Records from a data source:
---------------

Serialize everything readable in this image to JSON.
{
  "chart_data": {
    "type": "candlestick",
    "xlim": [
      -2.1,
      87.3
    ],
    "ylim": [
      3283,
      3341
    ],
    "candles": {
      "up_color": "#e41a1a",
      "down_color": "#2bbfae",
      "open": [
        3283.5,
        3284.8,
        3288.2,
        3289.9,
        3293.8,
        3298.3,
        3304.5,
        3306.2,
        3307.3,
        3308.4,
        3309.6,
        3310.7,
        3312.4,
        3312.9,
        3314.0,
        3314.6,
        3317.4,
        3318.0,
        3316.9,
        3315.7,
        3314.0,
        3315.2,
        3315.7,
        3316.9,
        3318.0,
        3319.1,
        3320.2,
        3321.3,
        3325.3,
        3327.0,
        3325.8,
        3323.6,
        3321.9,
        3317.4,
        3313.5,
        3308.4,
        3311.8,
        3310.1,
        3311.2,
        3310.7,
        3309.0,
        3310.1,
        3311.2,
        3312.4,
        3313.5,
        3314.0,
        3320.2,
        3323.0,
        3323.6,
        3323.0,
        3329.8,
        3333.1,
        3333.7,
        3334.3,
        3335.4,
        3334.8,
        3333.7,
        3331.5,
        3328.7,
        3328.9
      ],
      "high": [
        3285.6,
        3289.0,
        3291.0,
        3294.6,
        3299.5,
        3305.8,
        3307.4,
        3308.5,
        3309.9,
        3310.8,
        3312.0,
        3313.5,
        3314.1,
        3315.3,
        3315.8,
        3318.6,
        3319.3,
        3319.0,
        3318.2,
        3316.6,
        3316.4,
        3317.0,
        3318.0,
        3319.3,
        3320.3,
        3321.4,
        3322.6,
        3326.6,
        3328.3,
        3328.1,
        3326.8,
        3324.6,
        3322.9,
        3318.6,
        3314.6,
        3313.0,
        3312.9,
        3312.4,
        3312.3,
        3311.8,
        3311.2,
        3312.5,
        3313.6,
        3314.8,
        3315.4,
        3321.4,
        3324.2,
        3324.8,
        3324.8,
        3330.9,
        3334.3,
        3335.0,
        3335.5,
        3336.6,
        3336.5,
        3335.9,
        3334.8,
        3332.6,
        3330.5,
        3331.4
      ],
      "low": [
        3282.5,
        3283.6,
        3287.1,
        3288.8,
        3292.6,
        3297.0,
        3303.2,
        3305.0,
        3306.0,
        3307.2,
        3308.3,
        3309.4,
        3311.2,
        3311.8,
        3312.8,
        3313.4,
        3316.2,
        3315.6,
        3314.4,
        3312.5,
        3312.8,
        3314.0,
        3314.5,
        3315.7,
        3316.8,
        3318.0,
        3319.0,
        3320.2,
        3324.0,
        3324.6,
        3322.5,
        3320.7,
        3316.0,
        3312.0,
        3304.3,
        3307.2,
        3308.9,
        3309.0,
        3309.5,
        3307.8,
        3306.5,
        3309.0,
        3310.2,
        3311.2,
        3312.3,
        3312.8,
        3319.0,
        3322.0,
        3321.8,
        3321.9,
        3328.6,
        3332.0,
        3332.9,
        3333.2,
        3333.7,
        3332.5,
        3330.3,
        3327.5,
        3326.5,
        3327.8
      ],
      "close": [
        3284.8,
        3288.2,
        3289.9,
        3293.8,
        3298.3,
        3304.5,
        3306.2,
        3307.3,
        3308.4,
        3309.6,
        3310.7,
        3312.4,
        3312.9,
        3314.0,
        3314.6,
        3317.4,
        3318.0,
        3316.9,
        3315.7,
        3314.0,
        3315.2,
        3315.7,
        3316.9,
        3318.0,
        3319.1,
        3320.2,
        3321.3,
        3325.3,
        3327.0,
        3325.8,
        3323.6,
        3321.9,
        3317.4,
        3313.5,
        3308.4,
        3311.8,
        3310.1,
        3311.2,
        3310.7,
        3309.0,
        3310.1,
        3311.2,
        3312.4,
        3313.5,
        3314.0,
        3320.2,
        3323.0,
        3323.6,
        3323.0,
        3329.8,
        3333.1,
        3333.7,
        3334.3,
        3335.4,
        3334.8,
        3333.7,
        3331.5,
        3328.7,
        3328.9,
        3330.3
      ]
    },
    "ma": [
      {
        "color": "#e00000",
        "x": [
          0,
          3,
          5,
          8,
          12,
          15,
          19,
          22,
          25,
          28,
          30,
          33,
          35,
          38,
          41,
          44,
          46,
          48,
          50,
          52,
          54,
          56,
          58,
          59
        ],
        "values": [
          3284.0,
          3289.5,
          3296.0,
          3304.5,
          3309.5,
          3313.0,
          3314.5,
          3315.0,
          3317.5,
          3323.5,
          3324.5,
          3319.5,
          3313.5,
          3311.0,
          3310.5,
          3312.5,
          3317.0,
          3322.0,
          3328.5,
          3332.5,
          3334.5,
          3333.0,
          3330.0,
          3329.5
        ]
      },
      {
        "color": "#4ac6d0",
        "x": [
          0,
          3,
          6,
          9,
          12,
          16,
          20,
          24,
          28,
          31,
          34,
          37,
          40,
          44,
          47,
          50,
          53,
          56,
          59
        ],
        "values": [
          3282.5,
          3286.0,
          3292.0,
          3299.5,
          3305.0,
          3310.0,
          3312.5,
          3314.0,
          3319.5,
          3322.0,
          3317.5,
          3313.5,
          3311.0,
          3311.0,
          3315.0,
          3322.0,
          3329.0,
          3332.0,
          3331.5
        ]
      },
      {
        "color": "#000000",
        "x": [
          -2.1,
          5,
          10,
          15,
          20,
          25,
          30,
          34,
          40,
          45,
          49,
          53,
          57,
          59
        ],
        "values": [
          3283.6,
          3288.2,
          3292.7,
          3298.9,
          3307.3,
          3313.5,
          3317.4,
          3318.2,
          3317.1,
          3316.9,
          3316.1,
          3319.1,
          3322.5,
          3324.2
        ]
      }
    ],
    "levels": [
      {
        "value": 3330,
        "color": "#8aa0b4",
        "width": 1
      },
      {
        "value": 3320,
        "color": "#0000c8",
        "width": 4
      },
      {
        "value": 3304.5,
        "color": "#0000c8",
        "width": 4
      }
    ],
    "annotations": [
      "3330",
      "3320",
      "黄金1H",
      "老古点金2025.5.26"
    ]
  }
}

---------------

Show the data once more, exactly as it was written.

WRITTEN ANSWER:
Serialize everything readable in this image to JSON.
{
  "chart_data": {
    "type": "candlestick",
    "xlim": [
      -2.1,
      87.3
    ],
    "ylim": [
      3283,
      3341
    ],
    "candles": {
      "up_color": "#e41a1a",
      "down_color": "#2bbfae",
      "open": [
        3283.5,
        3284.8,
        3288.2,
        3289.9,
        3293.8,
        3298.3,
        3304.5,
        3306.2,
        3307.3,
        3308.4,
        3309.6,
        3310.7,
        3312.4,
        3312.9,
        3314.0,
        3314.6,
        3317.4,
        3318.0,
        3316.9,
        3315.7,
        3314.0,
        3315.2,
        3315.7,
        3316.9,
        3318.0,
        3319.1,
        3320.2,
        3321.3,
        3325.3,
        3327.0,
        3325.8,
        3323.6,
        3321.9,
        3317.4,
        3313.5,
        3308.4,
        3311.8,
        3310.1,
        3311.2,
        3310.7,
        3309.0,
        3310.1,
        3311.2,
        3312.4,
        3313.5,
        3314.0,
        3320.2,
        3323.0,
        3323.6,
        3323.0,
        3329.8,
        3333.1,
        3333.7,
        3334.3,
        3335.4,
        3334.8,
        3333.7,
        3331.5,
        3328.7,
        3328.9
      ],
      "high": [
        3285.6,
        3289.0,
        3291.0,
        3294.6,
        3299.5,
        3305.8,
        3307.4,
        3308.5,
        3309.9,
        3310.8,
        3312.0,
        3313.5,
        3314.1,
        3315.3,
        3315.8,
        3318.6,
        3319.3,
        3319.0,
        3318.2,
        3316.6,
        3316.4,
        3317.0,
        3318.0,
        3319.3,
        3320.3,
        3321.4,
        3322.6,
        3326.6,
        3328.3,
        3328.1,
        3326.8,
        3324.6,
        3322.9,
        3318.6,
        3314.6,
        3313.0,
        3312.9,
        3312.4,
        3312.3,
        3311.8,
        3311.2,
        3312.5,
        3313.6,
        3314.8,
        3315.4,
        3321.4,
        3324.2,
        3324.8,
        3324.8,
        3330.9,
        3334.3,
        3335.0,
        3335.5,
        3336.6,
        3336.5,
        3335.9,
        3334.8,
        3332.6,
        3330.5,
        3331.4
      ],
      "low": [
        3282.5,
        3283.6,
        3287.1,
        3288.8,
        3292.6,
        3297.0,
        3303.2,
        3305.0,
        3306.0,
        3307.2,
        3308.3,
        3309.4,
        3311.2,
        3311.8,
        3312.8,
        3313.4,
        3316.2,
        3315.6,
        3314.4,
        3312.5,
        3312.8,
        3314.0,
        3314.5,
        3315.7,
        3316.8,
        3318.0,
        3319.0,
        3320.2,
        3324.0,
        3324.6,
        3322.5,
        3320.7,
        3316.0,
        3312.0,
        3304.3,
        3307.2,
        3308.9,
        3309.0,
        3309.5,
        3307.8,
        3306.5,
        3309.0,
        3310.2,
        3311.2,
        3312.3,
        3312.8,
        3319.0,
        3322.0,
        3321.8,
        3321.9,
        3328.6,
        3332.0,
        3332.9,
        3333.2,
        3333.7,
        3332.5,
        3330.3,
        3327.5,
        3326.5,
        3327.8
      ],
      "close": [
        3284.8,
        3288.2,
        3289.9,
        3293.8,
        3298.3,
        3304.5,
        3306.2,
        3307.3,
        3308.4,
        3309.6,
        3310.7,
        3312.4,
        3312.9,
        3314.0,
        3314.6,
        3317.4,
        3318.0,
        3316.9,
        3315.7,
        3314.0,
        3315.2,
        3315.7,
        3316.9,
        3318.0,
        3319.1,
        3320.2,
        3321.3,
        3325.3,
        3327.0,
        3325.8,
        3323.6,
        3321.9,
        3317.4,
        3313.5,
        3308.4,
        3311.8,
        3310.1,
        3311.2,
        3310.7,
        3309.0,
        3310.1,
        3311.2,
        3312.4,
        3313.5,
        3314.0,
        3320.2,
        3323.0,
        3323.6,
        3323.0,
        3329.8,
        3333.1,
        3333.7,
        3334.3,
        3335.4,
        3334.8,
        3333.7,
        3331.5,
        3328.7,
        3328.9,
        3330.3
      ]
    },
    "ma": [
      {
        "color": "#e00000",
        "x": [
          0,
          3,
          5,
          8,
          12,
          15,
          19,
          22,
          25,
          28,
          30,
          33,
          35,
          38,
          41,
          44,
          46,
          48,
          50,
          52,
          54,
          56,
          58,
          59
        ],
        "values": [
          3284.0,
          3289.5,
          3296.0,
          3304.5,
          3309.5,
          3313.0,
          3314.5,
          3315.0,
          3317.5,
          3323.5,
          3324.5,
          3319.5,
          3313.5,
          3311.0,
          3310.5,
          3312.5,
          3317.0,
          3322.0,
          3328.5,
          3332.5,
          3334.5,
          3333.0,
          3330.0,
          3329.5
        ]
      },
      {
        "color": "#4ac6d0",
        "x": [
          0,
          3,
          6,
          9,
          12,
          16,
          20,
          24,
          28,
          31,
          34,
          37,
          40,
          44,
          47,
          50,
          53,
          56,
          59
        ],
        "values": [
          3282.5,
          3286.0,
          3292.0,
          3299.5,
          3305.0,
          3310.0,
          3312.5,
          3314.0,
          3319.5,
          3322.0,
          3317.5,
          3313.5,
          3311.0,
          3311.0,
          3315.0,
          3322.0,
          3329.0,
          3332.0,
          3331.5
        ]
      },
      {
        "color": "#000000",
        "x": [
          -2.1,
          5,
          10,
          15,
          20,
          25,
          30,
          34,
          40,
          45,
          49,
          53,
          57,
          59
        ],
        "values": [
          3283.6,
          3288.2,
          3292.7,
          3298.9,
          3307.3,
          3313.5,
          3317.4,
          3318.2,
          3317.1,
          3316.9,
          3316.1,
          3319.1,
          3322.5,
          3324.2
        ]
      }
    ],
    "levels": [
      {
        "value": 3330,
        "color": "#8aa0b4",
        "width": 1
      },
      {
        "value": 3320,
        "color": "#0000c8",
        "width": 4
      },
      {
        "value": 3304.5,
        "color": "#0000c8",
        "width": 4
      }
    ],
    "annotations": [
      "3330",
      "3320",
      "黄金1H",
      "老古点金2025.5.26"
    ]
  }
}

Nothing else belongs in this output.